> Required work
Reproduce every row below verbatim, omitting the pictures.

> Data for the task
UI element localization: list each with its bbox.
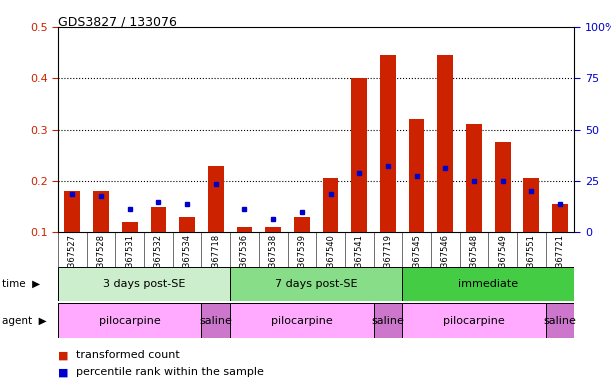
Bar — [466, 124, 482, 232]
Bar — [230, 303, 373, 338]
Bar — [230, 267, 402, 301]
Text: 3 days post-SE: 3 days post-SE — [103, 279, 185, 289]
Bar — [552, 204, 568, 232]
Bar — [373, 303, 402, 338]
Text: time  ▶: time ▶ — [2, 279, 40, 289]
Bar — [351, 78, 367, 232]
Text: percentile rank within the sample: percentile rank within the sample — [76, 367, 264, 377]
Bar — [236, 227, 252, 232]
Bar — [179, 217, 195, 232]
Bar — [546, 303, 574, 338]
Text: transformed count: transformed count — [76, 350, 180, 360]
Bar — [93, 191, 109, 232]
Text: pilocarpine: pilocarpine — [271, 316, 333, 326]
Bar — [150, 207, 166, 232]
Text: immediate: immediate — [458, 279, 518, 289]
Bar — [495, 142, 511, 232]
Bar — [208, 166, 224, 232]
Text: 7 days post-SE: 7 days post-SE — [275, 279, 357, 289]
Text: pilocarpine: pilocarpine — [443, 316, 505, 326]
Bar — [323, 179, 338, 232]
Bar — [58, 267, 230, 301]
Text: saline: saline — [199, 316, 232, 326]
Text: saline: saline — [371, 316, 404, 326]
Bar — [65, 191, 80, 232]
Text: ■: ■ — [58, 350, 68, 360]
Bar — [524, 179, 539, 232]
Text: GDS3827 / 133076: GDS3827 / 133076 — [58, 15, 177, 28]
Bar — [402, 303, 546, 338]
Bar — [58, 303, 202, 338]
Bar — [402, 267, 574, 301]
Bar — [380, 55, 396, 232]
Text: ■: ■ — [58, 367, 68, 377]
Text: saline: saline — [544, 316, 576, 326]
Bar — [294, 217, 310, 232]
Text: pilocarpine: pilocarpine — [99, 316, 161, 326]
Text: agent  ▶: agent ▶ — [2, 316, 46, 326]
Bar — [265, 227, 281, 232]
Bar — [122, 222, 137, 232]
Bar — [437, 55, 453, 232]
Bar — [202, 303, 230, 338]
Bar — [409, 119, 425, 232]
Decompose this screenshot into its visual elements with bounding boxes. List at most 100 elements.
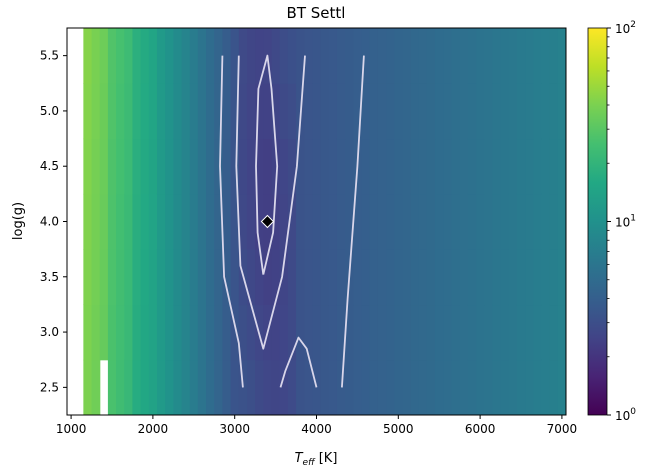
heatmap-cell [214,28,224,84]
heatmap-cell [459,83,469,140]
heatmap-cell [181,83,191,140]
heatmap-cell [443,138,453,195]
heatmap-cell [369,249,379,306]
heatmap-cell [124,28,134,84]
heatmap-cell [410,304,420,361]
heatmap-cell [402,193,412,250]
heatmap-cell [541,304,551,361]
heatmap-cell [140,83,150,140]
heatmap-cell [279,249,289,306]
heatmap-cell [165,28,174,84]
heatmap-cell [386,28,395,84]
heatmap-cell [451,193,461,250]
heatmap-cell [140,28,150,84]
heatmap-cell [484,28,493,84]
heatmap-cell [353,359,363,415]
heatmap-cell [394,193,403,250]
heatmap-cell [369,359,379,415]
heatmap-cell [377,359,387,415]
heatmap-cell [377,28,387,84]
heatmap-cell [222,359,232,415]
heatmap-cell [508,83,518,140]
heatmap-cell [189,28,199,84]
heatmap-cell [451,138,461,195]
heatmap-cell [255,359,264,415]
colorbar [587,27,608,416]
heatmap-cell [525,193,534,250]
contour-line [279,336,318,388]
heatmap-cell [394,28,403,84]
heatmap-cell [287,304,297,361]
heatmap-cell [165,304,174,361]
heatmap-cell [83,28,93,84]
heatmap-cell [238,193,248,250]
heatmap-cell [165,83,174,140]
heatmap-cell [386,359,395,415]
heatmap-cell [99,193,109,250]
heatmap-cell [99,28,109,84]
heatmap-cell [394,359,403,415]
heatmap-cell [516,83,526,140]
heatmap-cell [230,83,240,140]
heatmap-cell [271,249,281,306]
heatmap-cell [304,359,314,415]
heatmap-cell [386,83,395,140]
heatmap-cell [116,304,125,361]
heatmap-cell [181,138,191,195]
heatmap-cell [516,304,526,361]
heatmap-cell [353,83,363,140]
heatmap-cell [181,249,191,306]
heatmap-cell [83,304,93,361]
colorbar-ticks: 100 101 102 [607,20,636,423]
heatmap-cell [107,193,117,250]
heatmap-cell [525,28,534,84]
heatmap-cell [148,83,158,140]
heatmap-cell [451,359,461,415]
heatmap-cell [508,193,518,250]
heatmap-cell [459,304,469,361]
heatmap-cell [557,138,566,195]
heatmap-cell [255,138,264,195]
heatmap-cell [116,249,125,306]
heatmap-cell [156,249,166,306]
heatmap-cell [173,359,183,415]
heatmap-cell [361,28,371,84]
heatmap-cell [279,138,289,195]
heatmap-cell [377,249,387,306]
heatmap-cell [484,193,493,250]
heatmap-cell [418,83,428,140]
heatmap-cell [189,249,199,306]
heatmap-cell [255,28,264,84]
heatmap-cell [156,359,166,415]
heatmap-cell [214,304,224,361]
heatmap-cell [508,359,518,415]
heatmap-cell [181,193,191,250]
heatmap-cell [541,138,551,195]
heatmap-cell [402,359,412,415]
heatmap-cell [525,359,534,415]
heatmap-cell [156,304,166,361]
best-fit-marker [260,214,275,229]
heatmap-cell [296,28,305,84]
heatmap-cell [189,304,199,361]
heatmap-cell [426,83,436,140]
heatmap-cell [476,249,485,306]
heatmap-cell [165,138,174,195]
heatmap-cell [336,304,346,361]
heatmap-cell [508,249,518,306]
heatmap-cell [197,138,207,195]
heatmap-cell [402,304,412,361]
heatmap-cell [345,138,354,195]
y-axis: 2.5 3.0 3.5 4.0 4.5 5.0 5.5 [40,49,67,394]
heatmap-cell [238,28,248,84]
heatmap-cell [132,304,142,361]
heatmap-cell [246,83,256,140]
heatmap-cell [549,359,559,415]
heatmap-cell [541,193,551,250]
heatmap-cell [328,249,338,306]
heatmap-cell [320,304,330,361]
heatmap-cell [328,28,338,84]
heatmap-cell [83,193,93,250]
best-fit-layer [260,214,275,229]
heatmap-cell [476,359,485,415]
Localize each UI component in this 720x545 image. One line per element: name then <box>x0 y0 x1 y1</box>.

> Written solution
UI element localization: list each with its bbox.
Bar — [466, 124, 482, 232]
Bar — [230, 303, 373, 338]
Bar — [230, 267, 402, 301]
Text: 3 days post-SE: 3 days post-SE — [103, 279, 185, 289]
Bar — [552, 204, 568, 232]
Bar — [373, 303, 402, 338]
Text: time  ▶: time ▶ — [2, 279, 40, 289]
Bar — [351, 78, 367, 232]
Text: percentile rank within the sample: percentile rank within the sample — [76, 367, 264, 377]
Bar — [236, 227, 252, 232]
Bar — [179, 217, 195, 232]
Bar — [546, 303, 574, 338]
Text: transformed count: transformed count — [76, 350, 180, 360]
Bar — [93, 191, 109, 232]
Text: pilocarpine: pilocarpine — [271, 316, 333, 326]
Bar — [150, 207, 166, 232]
Text: immediate: immediate — [458, 279, 518, 289]
Bar — [495, 142, 511, 232]
Bar — [208, 166, 224, 232]
Text: 7 days post-SE: 7 days post-SE — [275, 279, 357, 289]
Text: pilocarpine: pilocarpine — [443, 316, 505, 326]
Bar — [323, 179, 338, 232]
Bar — [58, 267, 230, 301]
Text: saline: saline — [199, 316, 232, 326]
Text: saline: saline — [371, 316, 404, 326]
Bar — [65, 191, 80, 232]
Text: ■: ■ — [58, 350, 68, 360]
Bar — [524, 179, 539, 232]
Text: GDS3827 / 133076: GDS3827 / 133076 — [58, 15, 177, 28]
Bar — [402, 303, 546, 338]
Bar — [58, 303, 202, 338]
Bar — [402, 267, 574, 301]
Bar — [380, 55, 396, 232]
Text: ■: ■ — [58, 367, 68, 377]
Text: saline: saline — [544, 316, 576, 326]
Bar — [294, 217, 310, 232]
Text: pilocarpine: pilocarpine — [99, 316, 161, 326]
Text: agent  ▶: agent ▶ — [2, 316, 46, 326]
Bar — [265, 227, 281, 232]
Bar — [122, 222, 137, 232]
Bar — [437, 55, 453, 232]
Bar — [202, 303, 230, 338]
Bar — [409, 119, 425, 232]
Decompose this screenshot into its visual elements with bounding boxes. List at most 100 elements.
heatmap-cell [214,28,224,84]
heatmap-cell [459,83,469,140]
heatmap-cell [181,83,191,140]
heatmap-cell [443,138,453,195]
heatmap-cell [369,249,379,306]
heatmap-cell [124,28,134,84]
heatmap-cell [410,304,420,361]
heatmap-cell [402,193,412,250]
heatmap-cell [541,304,551,361]
heatmap-cell [140,83,150,140]
heatmap-cell [279,249,289,306]
heatmap-cell [165,28,174,84]
heatmap-cell [386,28,395,84]
heatmap-cell [451,193,461,250]
heatmap-cell [140,28,150,84]
heatmap-cell [484,28,493,84]
heatmap-cell [353,359,363,415]
heatmap-cell [394,193,403,250]
heatmap-cell [369,359,379,415]
heatmap-cell [377,359,387,415]
heatmap-cell [377,28,387,84]
heatmap-cell [222,359,232,415]
heatmap-cell [508,83,518,140]
heatmap-cell [189,28,199,84]
heatmap-cell [451,138,461,195]
heatmap-cell [255,359,264,415]
colorbar [587,27,608,416]
heatmap-cell [525,193,534,250]
contour-line [279,336,318,388]
heatmap-cell [394,28,403,84]
heatmap-cell [287,304,297,361]
heatmap-cell [165,304,174,361]
heatmap-cell [83,28,93,84]
heatmap-cell [238,193,248,250]
heatmap-cell [165,83,174,140]
heatmap-cell [386,359,395,415]
heatmap-cell [99,193,109,250]
heatmap-cell [99,28,109,84]
heatmap-cell [394,359,403,415]
heatmap-cell [516,83,526,140]
heatmap-cell [230,83,240,140]
heatmap-cell [271,249,281,306]
heatmap-cell [304,359,314,415]
heatmap-cell [386,83,395,140]
heatmap-cell [116,304,125,361]
heatmap-cell [181,138,191,195]
heatmap-cell [516,304,526,361]
heatmap-cell [353,83,363,140]
heatmap-cell [181,249,191,306]
heatmap-cell [83,304,93,361]
colorbar-ticks: 100 101 102 [607,20,636,423]
heatmap-cell [107,193,117,250]
heatmap-cell [525,28,534,84]
heatmap-cell [148,83,158,140]
heatmap-cell [451,359,461,415]
heatmap-cell [508,193,518,250]
heatmap-cell [459,304,469,361]
heatmap-cell [557,138,566,195]
heatmap-cell [255,138,264,195]
heatmap-cell [116,249,125,306]
heatmap-cell [156,249,166,306]
heatmap-cell [173,359,183,415]
heatmap-cell [361,28,371,84]
heatmap-cell [279,138,289,195]
heatmap-cell [377,249,387,306]
heatmap-cell [484,193,493,250]
heatmap-cell [418,83,428,140]
heatmap-cell [189,249,199,306]
heatmap-cell [255,28,264,84]
heatmap-cell [156,359,166,415]
heatmap-cell [214,304,224,361]
heatmap-cell [508,359,518,415]
heatmap-cell [181,193,191,250]
heatmap-cell [541,138,551,195]
heatmap-cell [402,359,412,415]
heatmap-cell [525,359,534,415]
heatmap-cell [156,304,166,361]
best-fit-marker [260,214,275,229]
heatmap-cell [296,28,305,84]
heatmap-cell [189,304,199,361]
heatmap-cell [426,83,436,140]
heatmap-cell [476,249,485,306]
heatmap-cell [165,138,174,195]
heatmap-cell [336,304,346,361]
heatmap-cell [508,249,518,306]
heatmap-cell [197,138,207,195]
heatmap-cell [402,304,412,361]
heatmap-cell [345,138,354,195]
y-axis: 2.5 3.0 3.5 4.0 4.5 5.0 5.5 [40,49,67,394]
heatmap-cell [238,28,248,84]
heatmap-cell [132,304,142,361]
heatmap-cell [246,83,256,140]
heatmap-cell [549,359,559,415]
heatmap-cell [541,193,551,250]
heatmap-cell [328,249,338,306]
heatmap-cell [320,304,330,361]
heatmap-cell [328,28,338,84]
heatmap-cell [83,193,93,250]
best-fit-layer [260,214,275,229]
heatmap-cell [476,359,485,415]
Localize each UI component in this 720x545 image. One line per element: name then <box>x0 y0 x1 y1</box>.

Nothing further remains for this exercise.